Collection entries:
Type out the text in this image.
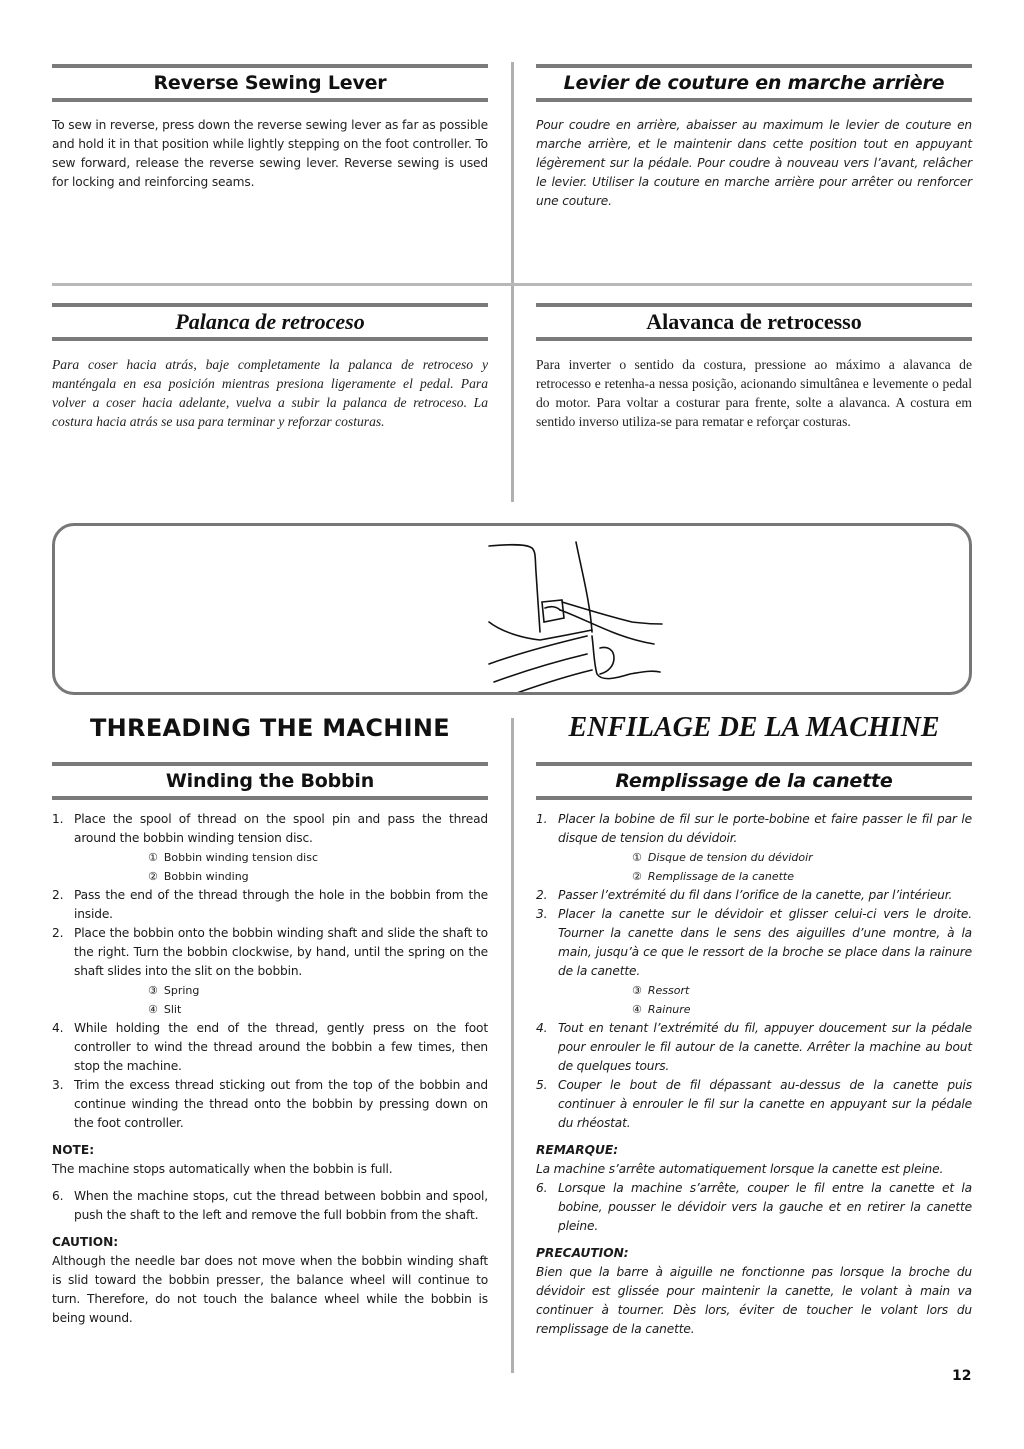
Reverse Sewing Lever

To sew in reverse, press down the reverse sewing lever as far as possible and hold it in that position while lightly stepping on the foot controller. To sew forward, release the reverse sewing lever. Reverse sewing is used for locking and reinforcing seams.

Levier de couture en marche arrière

Pour coudre en arrière, abaisser au maximum le levier de couture en marche arrière, et le maintenir dans cette position tout en appuyant légèrement sur la pédale. Pour coudre à nouveau vers l’avant, relâcher le levier. Utiliser la couture en marche arrière pour arrêter ou renforcer une couture.

Palanca de retroceso

Para coser hacia atrás, baje completamente la palanca de retroceso y manténgala en esa posición mientras presiona ligeramente el pedal. Para volver a coser hacia adelante, vuelva a subir la palanca de retroceso. La costura hacia atrás se usa para terminar y reforzar costuras.

Alavanca de retrocesso

Para inverter o sentido da costura, pressione ao máximo a alavanca de retrocesso e retenha-a nessa posição, acionando simultânea e levemente o pedal do motor. Para voltar a costurar para frente, solte a alavanca. A costura em sentido inverso utiliza-se para rematar e reforçar costuras.

THREADING THE MACHINE
Winding the Bobbin
1. Place the spool of thread on the spool pin and pass the thread around the bobbin winding tension disc.
① Bobbin winding tension disc
② Bobbin winding
2. Pass the end of the thread through the hole in the bobbin from the inside.
2. Place the bobbin onto the bobbin winding shaft and slide the shaft to the right. Turn the bobbin clockwise, by hand, until the spring on the shaft slides into the slit on the bobbin.
③ Spring
④ Slit
4. While holding the end of the thread, gently press on the foot controller to wind the thread around the bobbin a few times, then stop the machine.
3. Trim the excess thread sticking out from the top of the bobbin and continue winding the thread onto the bobbin by pressing down on the foot controller.
NOTE:
The machine stops automatically when the bobbin is full.
6. When the machine stops, cut the thread between bobbin and spool, push the shaft to the left and remove the full bobbin from the shaft.
CAUTION:
Although the needle bar does not move when the bobbin winding shaft is slid toward the bobbin presser, the balance wheel will continue to turn. Therefore, do not touch the balance wheel while the bobbin is being wound.
ENFILAGE DE LA MACHINE
Remplissage de la canette
1. Placer la bobine de fil sur le porte-bobine et faire passer le fil par le disque de tension du dévidoir.
① Disque de tension du dévidoir
② Remplissage de la canette
2. Passer l’extrémité du fil dans l’orifice de la canette, par l’intérieur.
3. Placer la canette sur le dévidoir et glisser celui-ci vers le droite. Tourner la canette dans le sens des aiguilles d’une montre, à la main, jusqu’à ce que le ressort de la broche se place dans la rainure de la canette.
③ Ressort
④ Rainure
4. Tout en tenant l’extrémité du fil, appuyer doucement sur la pédale pour enrouler le fil autour de la canette. Arrêter la machine au bout de quelques tours.
5. Couper le bout de fil dépassant au-dessus de la canette puis continuer à enrouler le fil sur la canette en appuyant sur la pédale du rhéostat.
REMARQUE:
La machine s’arrête automatiquement lorsque la canette est pleine.
6. Lorsque la machine s’arrête, couper le fil entre la canette et la bobine, pousser le dévidoir vers la gauche et en retirer la canette pleine.
PRECAUTION:
Bien que la barre à aiguille ne fonctionne pas lorsque la broche du dévidoir est glissée pour maintenir la canette, le volant à main va continuer à tourner. Dès lors, éviter de toucher le volant lors du remplissage de la canette.
12
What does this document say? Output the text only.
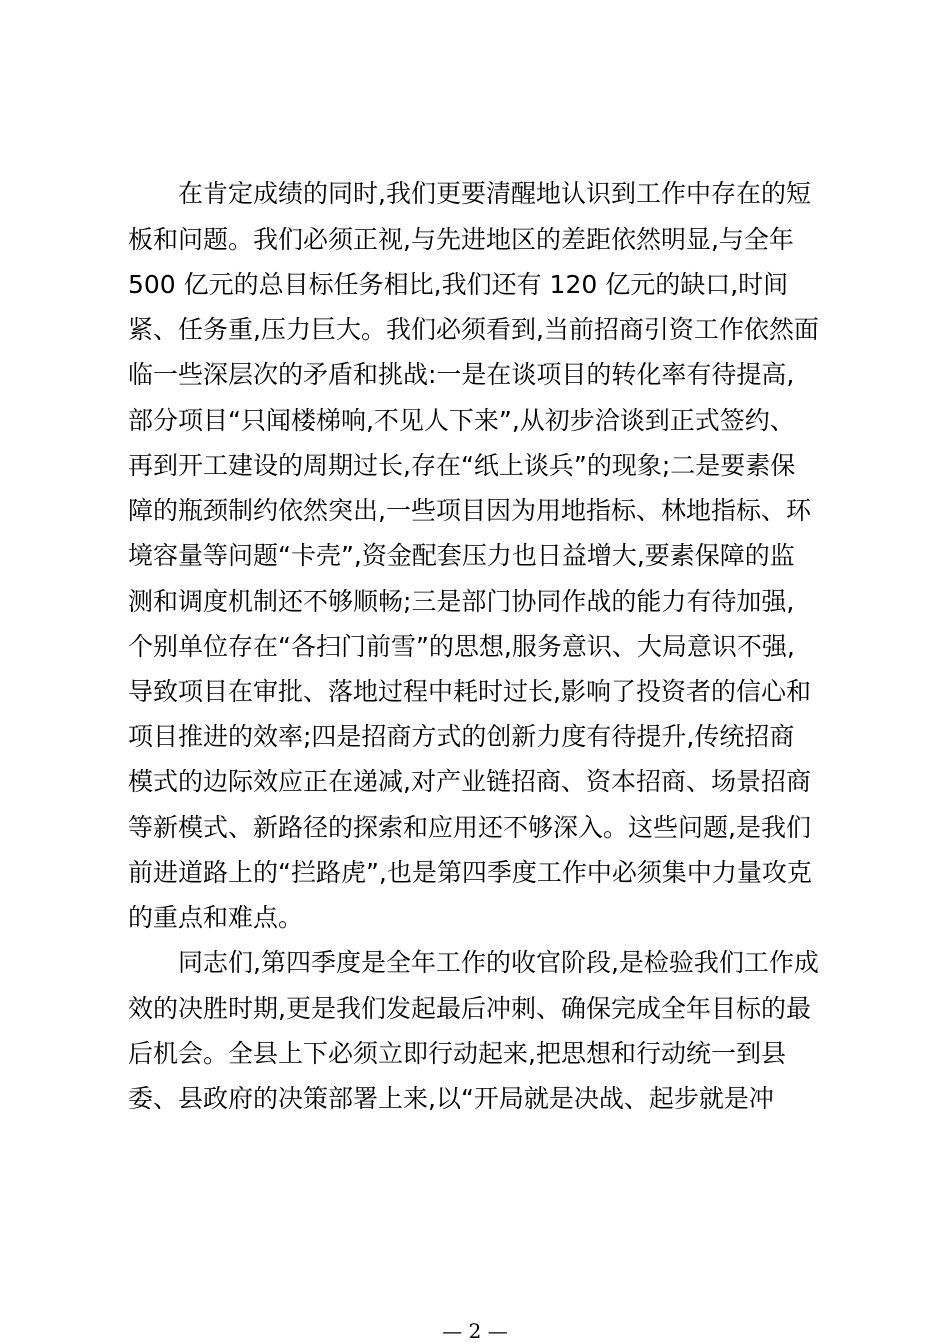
在肯定成绩的同时,我们更要清醒地认识到工作中存在的短
板和问题。我们必须正视,与先进地区的差距依然明显,与全年
500 亿元的总目标任务相比,我们还有 120 亿元的缺口,时间
紧、任务重,压力巨大。我们必须看到,当前招商引资工作依然面
临一些深层次的矛盾和挑战:一是在谈项目的转化率有待提高,
部分项目“只闻楼梯响,不见人下来”,从初步洽谈到正式签约、
再到开工建设的周期过长,存在“纸上谈兵”的现象;二是要素保
障的瓶颈制约依然突出,一些项目因为用地指标、林地指标、环
境容量等问题“卡壳”,资金配套压力也日益增大,要素保障的监
测和调度机制还不够顺畅;三是部门协同作战的能力有待加强,
个别单位存在“各扫门前雪”的思想,服务意识、大局意识不强,
导致项目在审批、落地过程中耗时过长,影响了投资者的信心和
项目推进的效率;四是招商方式的创新力度有待提升,传统招商
模式的边际效应正在递减,对产业链招商、资本招商、场景招商
等新模式、新路径的探索和应用还不够深入。这些问题,是我们
前进道路上的“拦路虎”,也是第四季度工作中必须集中力量攻克
的重点和难点。
同志们,第四季度是全年工作的收官阶段,是检验我们工作成
效的决胜时期,更是我们发起最后冲刺、确保完成全年目标的最
后机会。全县上下必须立即行动起来,把思想和行动统一到县
委、县政府的决策部署上来,以“开局就是决战、起步就是冲
— 2 —
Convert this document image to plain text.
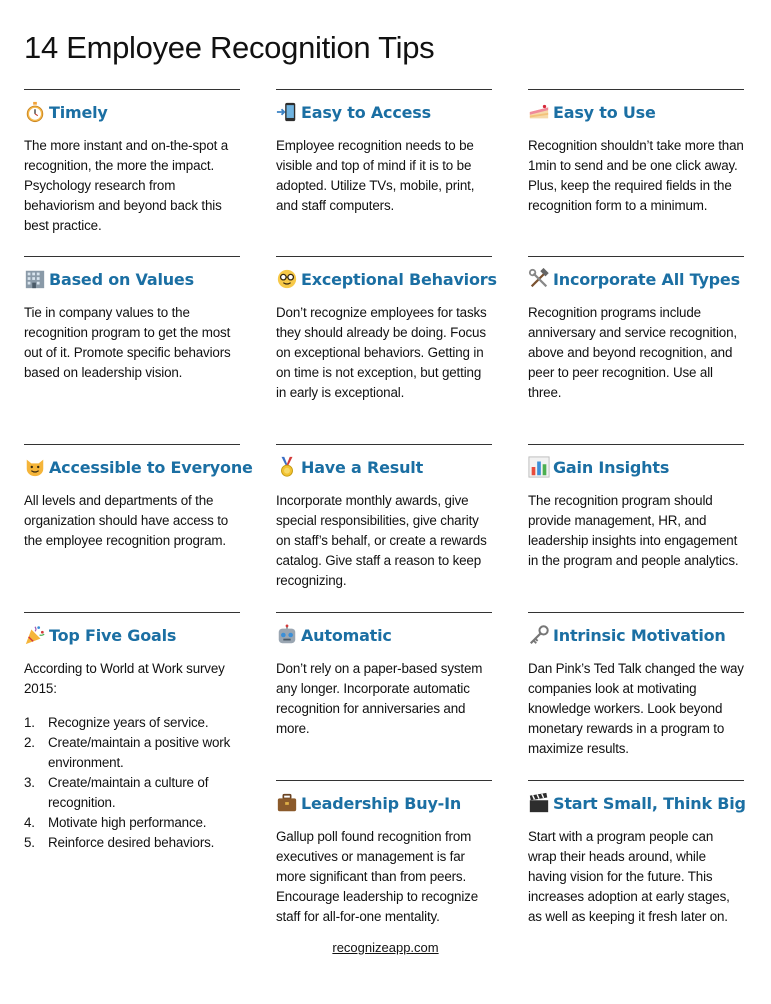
14 Employee Recognition Tips
Timely

The more instant and on-the-spot a recognition, the more the impact. Psychology research from behaviorism and beyond back this best practice.

Easy to Access

Employee recognition needs to be visible and top of mind if it is to be adopted. Utilize TVs, mobile, print, and staff computers.

Easy to Use

Recognition shouldn’t take more than 1min to send and be one click away. Plus, keep the required fields in the recognition form to a minimum.

Based on Values

Tie in company values to the recognition program to get the most out of it. Promote specific behaviors based on leadership vision.

Exceptional Behaviors

Don’t recognize employees for tasks they should already be doing. Focus on exceptional behaviors. Getting in on time is not exception, but getting in early is exceptional.

Incorporate All Types

Recognition programs include anniversary and service recognition, above and beyond recognition, and peer to peer recognition. Use all three.

Accessible to Everyone

All levels and departments of the organization should have access to the employee recognition program.

Have a Result

Incorporate monthly awards, give special responsibilities, give charity on staff’s behalf, or create a rewards catalog. Give staff a reason to keep recognizing.

Gain Insights

The recognition program should provide management, HR, and leadership insights into engagement in the program and people analytics.

Top Five Goals

According to World at Work survey 2015:

1. Recognize years of service.
2. Create/maintain a positive work environment.
3. Create/maintain a culture of recognition.
4. Motivate high performance.
5. Reinforce desired behaviors.
Automatic

Don’t rely on a paper-based system any longer. Incorporate automatic recognition for anniversaries and more.

Intrinsic Motivation

Dan Pink’s Ted Talk changed the way companies look at motivating knowledge workers. Look beyond monetary rewards in a program to maximize results.

Leadership Buy-In

Gallup poll found recognition from executives or management is far more significant than from peers. Encourage leadership to recognize staff for all-for-one mentality.

Start Small, Think Big

Start with a program people can wrap their heads around, while having vision for the future. This increases adoption at early stages, as well as keeping it fresh later on.

recognizeapp.com
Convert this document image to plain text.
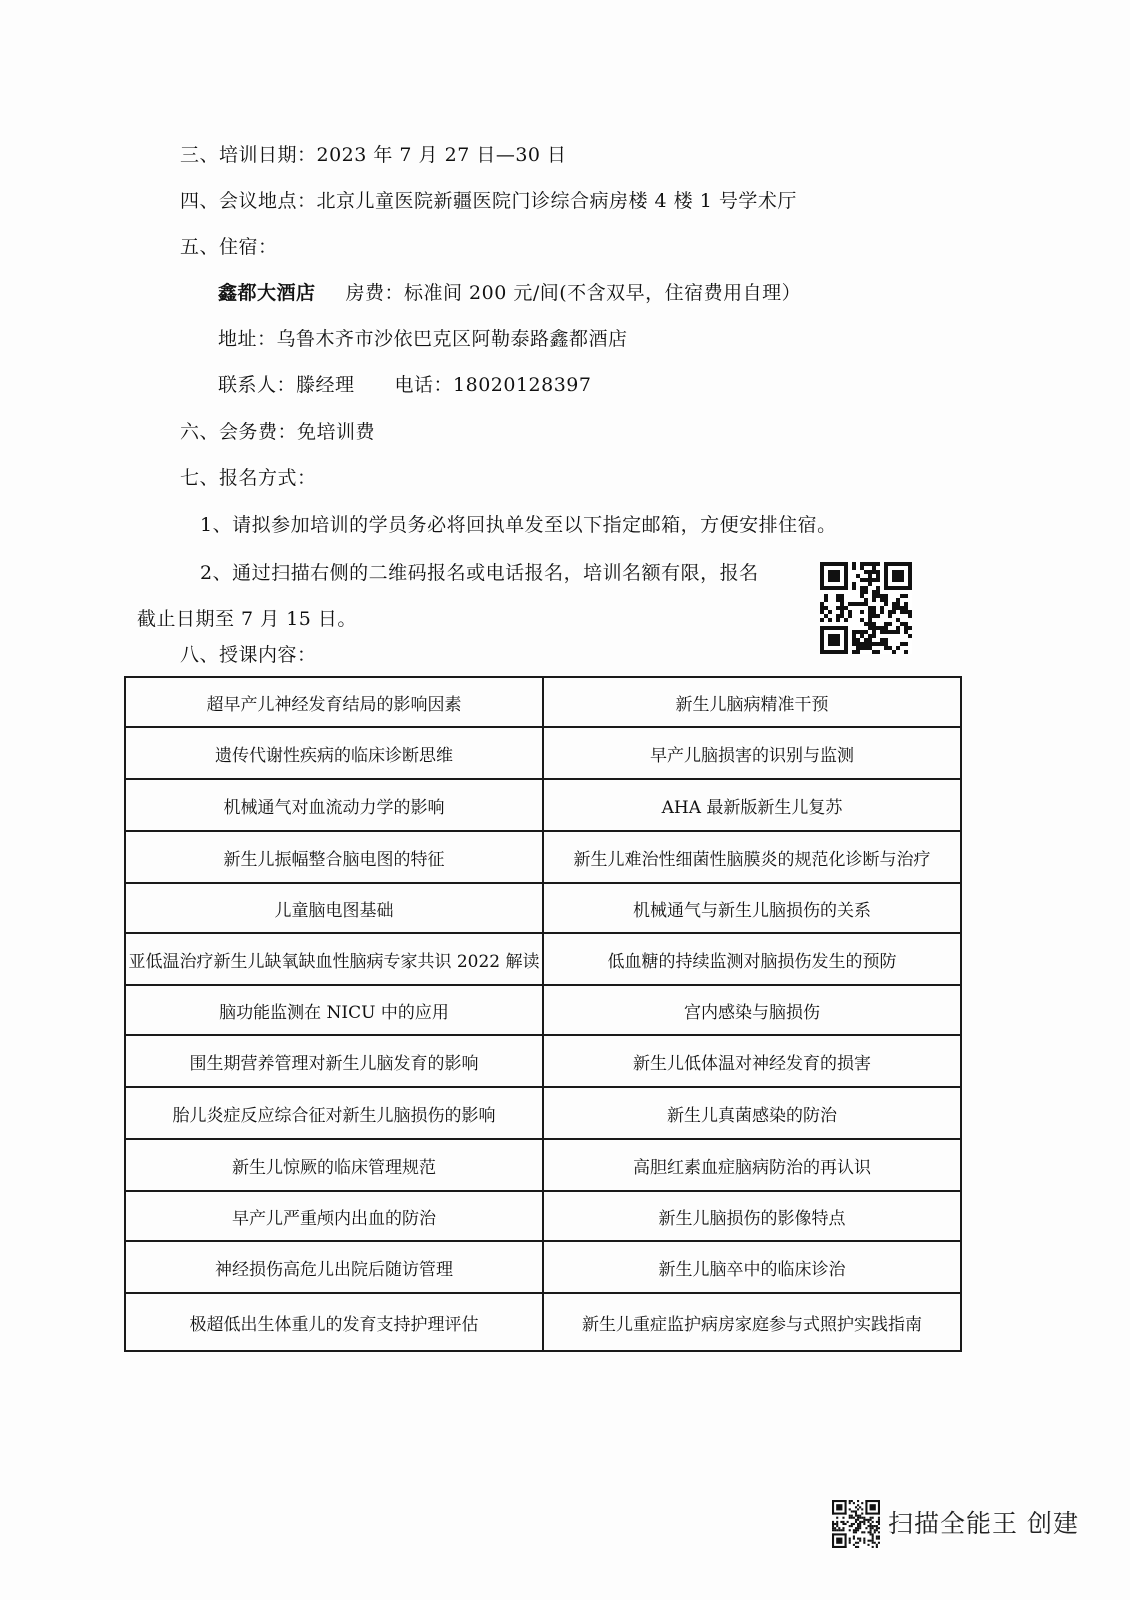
三、培训日期：2023 年 7 月 27 日—30 日
四、会议地点：北京儿童医院新疆医院门诊综合病房楼 4 楼 1 号学术厅
五、住宿：
鑫都大酒店 房费：标准间 200 元/间(不含双早，住宿费用自理）
地址：乌鲁木齐市沙依巴克区阿勒泰路鑫都酒店
联系人：滕经理 电话：18020128397
六、会务费：免培训费
七、报名方式：
1、请拟参加培训的学员务必将回执单发至以下指定邮箱，方便安排住宿。
2、通过扫描右侧的二维码报名或电话报名，培训名额有限，报名
截止日期至 7 月 15 日。
八、授课内容：
超早产儿神经发育结局的影响因素	新生儿脑病精准干预
遗传代谢性疾病的临床诊断思维	早产儿脑损害的识别与监测
机械通气对血流动力学的影响	AHA 最新版新生儿复苏
新生儿振幅整合脑电图的特征	新生儿难治性细菌性脑膜炎的规范化诊断与治疗
儿童脑电图基础	机械通气与新生儿脑损伤的关系
亚低温治疗新生儿缺氧缺血性脑病专家共识 2022 解读	低血糖的持续监测对脑损伤发生的预防
脑功能监测在 NICU 中的应用	宫内感染与脑损伤
围生期营养管理对新生儿脑发育的影响	新生儿低体温对神经发育的损害
胎儿炎症反应综合征对新生儿脑损伤的影响	新生儿真菌感染的防治
新生儿惊厥的临床管理规范	高胆红素血症脑病防治的再认识
早产儿严重颅内出血的防治	新生儿脑损伤的影像特点
神经损伤高危儿出院后随访管理	新生儿脑卒中的临床诊治
极超低出生体重儿的发育支持护理评估	新生儿重症监护病房家庭参与式照护实践指南
扫描全能王 创建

* DIRECTIONS *
Each line in the listing above that contains "full" should be copied.

* OUTPUT FOR THIS EXERCISE *
The machine stops automatically when the bobbin is full.
6. When the machine stops, cut the thread between bobbin and spool, push the shaft to the left and remove the full bobbin from the shaft.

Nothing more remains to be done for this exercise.